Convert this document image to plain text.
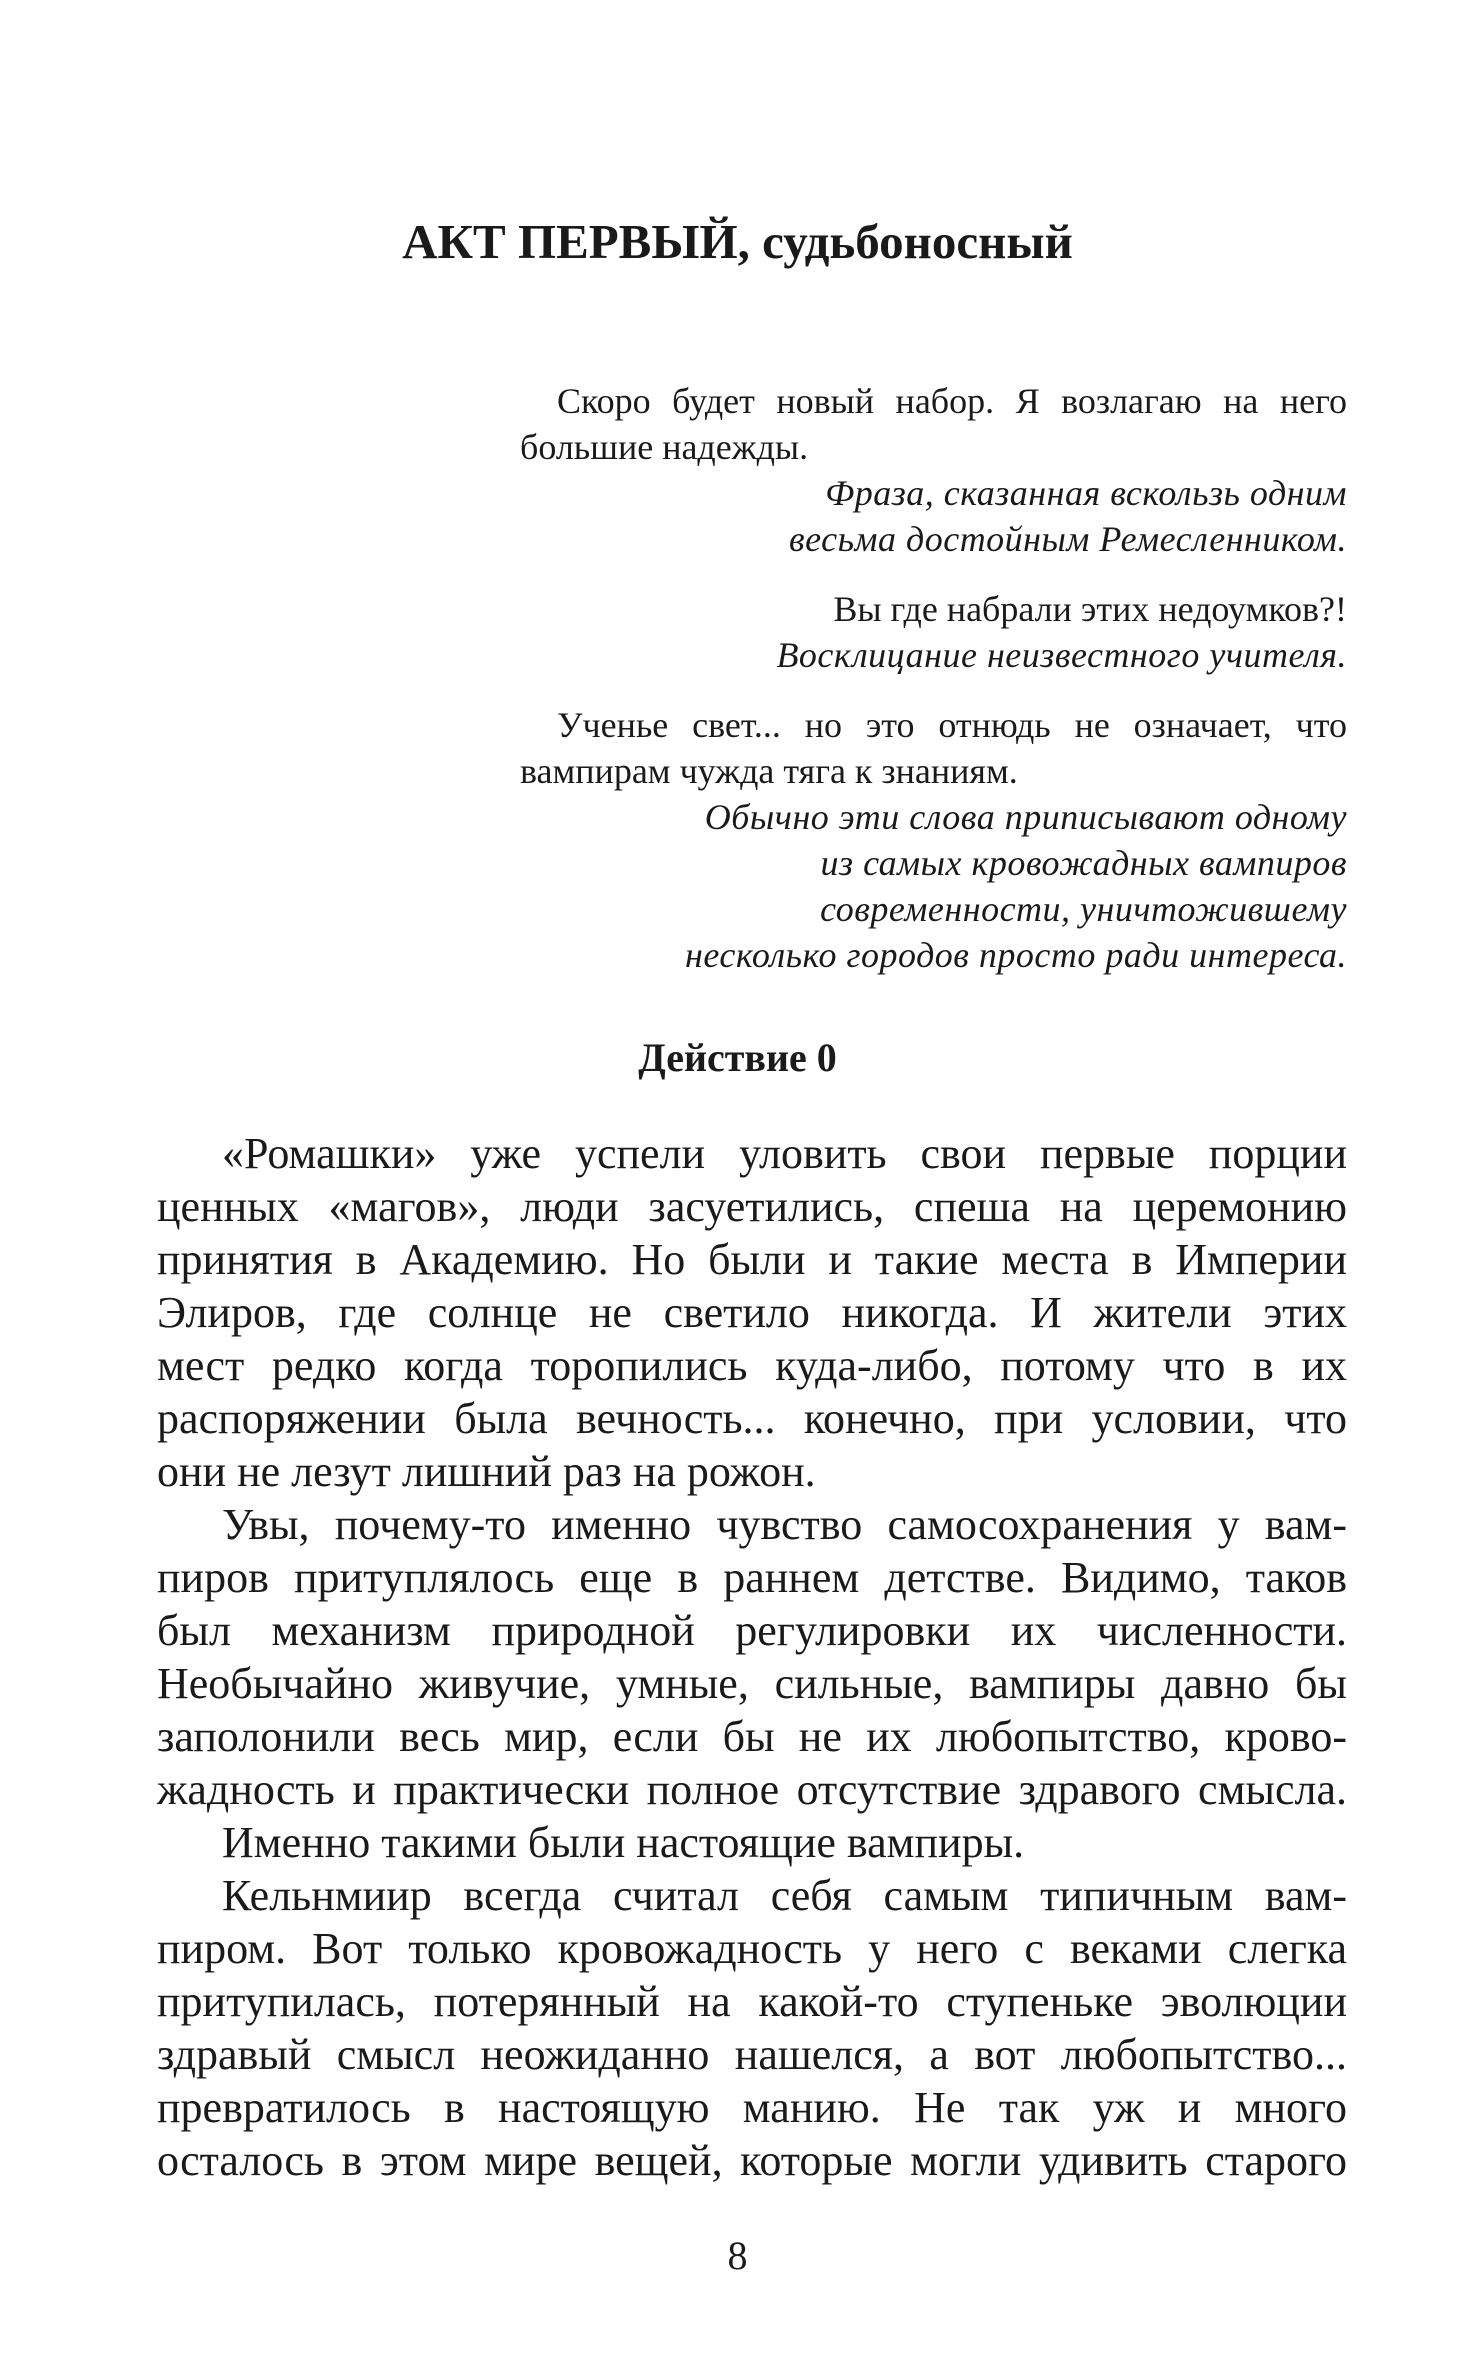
АКТ ПЕРВЫЙ, судьбоносный

Скоро будет новый набор. Я возлагаю на него
большие надежды.

Фраза, сказанная вскользь одним
весьма достойным Ремесленником.

Вы где набрали этих недоумков?!

Восклицание неизвестного учителя.

Ученье свет... но это отнюдь не означает, что
вампирам чужда тяга к знаниям.

Обычно эти слова приписывают одному
из самых кровожадных вампиров
современности, уничтожившему
несколько городов просто ради интереса.

Действие 0

«Ромашки» уже успели уловить свои первые порции
ценных «магов», люди засуетились, спеша на церемонию
принятия в Академию. Но были и такие места в Империи
Элиров, где солнце не светило никогда. И жители этих
мест редко когда торопились куда-либо, потому что в их
распоряжении была вечность... конечно, при условии, что
они не лезут лишний раз на рожон.

Увы, почему-то именно чувство самосохранения у вам-
пиров притуплялось еще в раннем детстве. Видимо, таков
был механизм природной регулировки их численности.
Необычайно живучие, умные, сильные, вампиры давно бы
заполонили весь мир, если бы не их любопытство, крово-
жадность и практически полное отсутствие здравого смысла.

Именно такими были настоящие вампиры.

Кельнмиир всегда считал себя самым типичным вам-
пиром. Вот только кровожадность у него с веками слегка
притупилась, потерянный на какой-то ступеньке эволюции
здравый смысл неожиданно нашелся, а вот любопытство...
превратилось в настоящую манию. Не так уж и много
осталось в этом мире вещей, которые могли удивить старого

8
________________
▶ _Required work_:
Copy out all the entries exactly. Images stay out of the copy.

▶ _Exercise output_:
Convert this document image to plain text.
АКТ ПЕРВЫЙ, судьбоносный

Скоро будет новый набор. Я возлагаю на него
большие надежды.

Фраза, сказанная вскользь одним
весьма достойным Ремесленником.

Вы где набрали этих недоумков?!

Восклицание неизвестного учителя.

Ученье свет... но это отнюдь не означает, что
вампирам чужда тяга к знаниям.

Обычно эти слова приписывают одному
из самых кровожадных вампиров
современности, уничтожившему
несколько городов просто ради интереса.

Действие 0

«Ромашки» уже успели уловить свои первые порции
ценных «магов», люди засуетились, спеша на церемонию
принятия в Академию. Но были и такие места в Империи
Элиров, где солнце не светило никогда. И жители этих
мест редко когда торопились куда-либо, потому что в их
распоряжении была вечность... конечно, при условии, что
они не лезут лишний раз на рожон.

Увы, почему-то именно чувство самосохранения у вам-
пиров притуплялось еще в раннем детстве. Видимо, таков
был механизм природной регулировки их численности.
Необычайно живучие, умные, сильные, вампиры давно бы
заполонили весь мир, если бы не их любопытство, крово-
жадность и практически полное отсутствие здравого смысла.

Именно такими были настоящие вампиры.

Кельнмиир всегда считал себя самым типичным вам-
пиром. Вот только кровожадность у него с веками слегка
притупилась, потерянный на какой-то ступеньке эволюции
здравый смысл неожиданно нашелся, а вот любопытство...
превратилось в настоящую манию. Не так уж и много
осталось в этом мире вещей, которые могли удивить старого

8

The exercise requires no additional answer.